Materials provided START

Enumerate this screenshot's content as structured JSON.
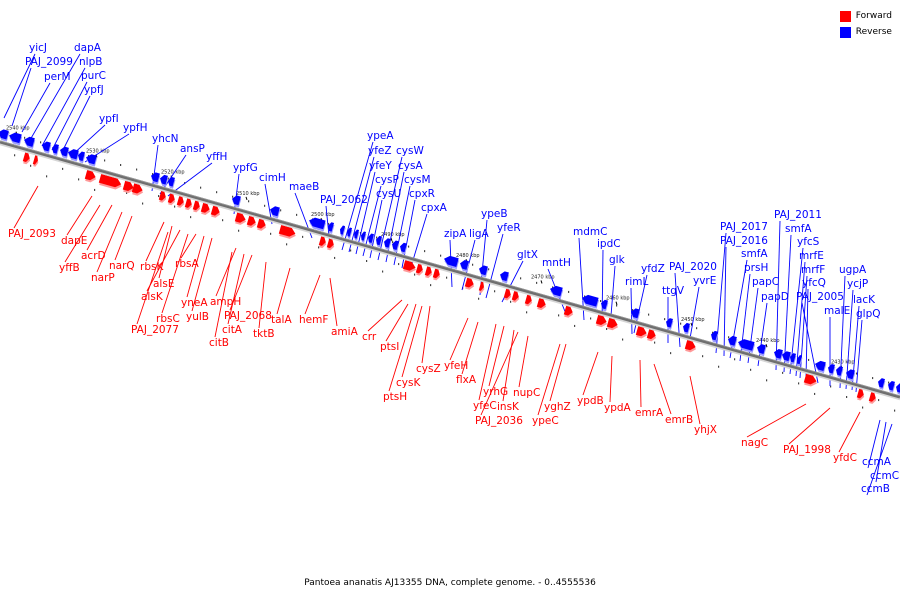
{
  "legend": {
    "forward": {
      "label": "Forward",
      "color": "#ff0000"
    },
    "reverse": {
      "label": "Reverse",
      "color": "#0000ff"
    }
  },
  "caption": "Pantoea ananatis AJ13355 DNA, complete genome. - 0..4555536",
  "kbp_ticks": [
    "2540 kbp",
    "2530 kbp",
    "2520 kbp",
    "2510 kbp",
    "2500 kbp",
    "2490 kbp",
    "2480 kbp",
    "2470 kbp",
    "2460 kbp",
    "2450 kbp",
    "2440 kbp",
    "2430 kbp"
  ],
  "reverse_genes": [
    "yicJ",
    "PAJ_2099",
    "dapA",
    "perM",
    "nlpB",
    "purC",
    "ypfJ",
    "ypfI",
    "ypfH",
    "yhcN",
    "ansP",
    "yffH",
    "ypfG",
    "cimH",
    "maeB",
    "PAJ_2062",
    "ypeA",
    "yfeZ",
    "yfeY",
    "cysP",
    "cysU",
    "cysW",
    "cysA",
    "cysM",
    "cpxR",
    "cpxA",
    "zipA",
    "ligA",
    "ypeB",
    "yfeR",
    "gltX",
    "mntH",
    "mdmC",
    "ipdC",
    "glk",
    "yfdZ",
    "rimL",
    "ttgV",
    "PAJ_2020",
    "yvrE",
    "PAJ_2017",
    "PAJ_2016",
    "smfA",
    "prsH",
    "papC",
    "papD",
    "PAJ_2011",
    "smfA",
    "yfcS",
    "mrfE",
    "mrfF",
    "yfcQ",
    "PAJ_2005",
    "malE",
    "ugpA",
    "ycjP",
    "lacK",
    "glpQ",
    "ccmA",
    "ccmC",
    "ccmB"
  ],
  "forward_genes": [
    "PAJ_2093",
    "dapE",
    "yffB",
    "acrD",
    "narP",
    "narQ",
    "rbsK",
    "alsE",
    "alsK",
    "rbsC",
    "rbsA",
    "yneA",
    "yulB",
    "PAJ_2077",
    "ampH",
    "PAJ_2068",
    "citA",
    "citB",
    "tktB",
    "talA",
    "hemF",
    "amiA",
    "crr",
    "ptsI",
    "cysZ",
    "cysK",
    "ptsH",
    "yfeH",
    "flxA",
    "yrhG",
    "yfeC",
    "insK",
    "PAJ_2036",
    "nupC",
    "yghZ",
    "ypeC",
    "ypdB",
    "ypdA",
    "emrA",
    "emrB",
    "yhjX",
    "nagC",
    "PAJ_1998",
    "yfdC"
  ]
}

Materials provided END

**What you should do**
All the records need to be printed again exactly as written, though without their pictures.

**Your solution**
Enumerate this screenshot's content as structured JSON.
{
  "legend": {
    "forward": {
      "label": "Forward",
      "color": "#ff0000"
    },
    "reverse": {
      "label": "Reverse",
      "color": "#0000ff"
    }
  },
  "caption": "Pantoea ananatis AJ13355 DNA, complete genome. - 0..4555536",
  "kbp_ticks": [
    "2540 kbp",
    "2530 kbp",
    "2520 kbp",
    "2510 kbp",
    "2500 kbp",
    "2490 kbp",
    "2480 kbp",
    "2470 kbp",
    "2460 kbp",
    "2450 kbp",
    "2440 kbp",
    "2430 kbp"
  ],
  "reverse_genes": [
    "yicJ",
    "PAJ_2099",
    "dapA",
    "perM",
    "nlpB",
    "purC",
    "ypfJ",
    "ypfI",
    "ypfH",
    "yhcN",
    "ansP",
    "yffH",
    "ypfG",
    "cimH",
    "maeB",
    "PAJ_2062",
    "ypeA",
    "yfeZ",
    "yfeY",
    "cysP",
    "cysU",
    "cysW",
    "cysA",
    "cysM",
    "cpxR",
    "cpxA",
    "zipA",
    "ligA",
    "ypeB",
    "yfeR",
    "gltX",
    "mntH",
    "mdmC",
    "ipdC",
    "glk",
    "yfdZ",
    "rimL",
    "ttgV",
    "PAJ_2020",
    "yvrE",
    "PAJ_2017",
    "PAJ_2016",
    "smfA",
    "prsH",
    "papC",
    "papD",
    "PAJ_2011",
    "smfA",
    "yfcS",
    "mrfE",
    "mrfF",
    "yfcQ",
    "PAJ_2005",
    "malE",
    "ugpA",
    "ycjP",
    "lacK",
    "glpQ",
    "ccmA",
    "ccmC",
    "ccmB"
  ],
  "forward_genes": [
    "PAJ_2093",
    "dapE",
    "yffB",
    "acrD",
    "narP",
    "narQ",
    "rbsK",
    "alsE",
    "alsK",
    "rbsC",
    "rbsA",
    "yneA",
    "yulB",
    "PAJ_2077",
    "ampH",
    "PAJ_2068",
    "citA",
    "citB",
    "tktB",
    "talA",
    "hemF",
    "amiA",
    "crr",
    "ptsI",
    "cysZ",
    "cysK",
    "ptsH",
    "yfeH",
    "flxA",
    "yrhG",
    "yfeC",
    "insK",
    "PAJ_2036",
    "nupC",
    "yghZ",
    "ypeC",
    "ypdB",
    "ypdA",
    "emrA",
    "emrB",
    "yhjX",
    "nagC",
    "PAJ_1998",
    "yfdC"
  ]
}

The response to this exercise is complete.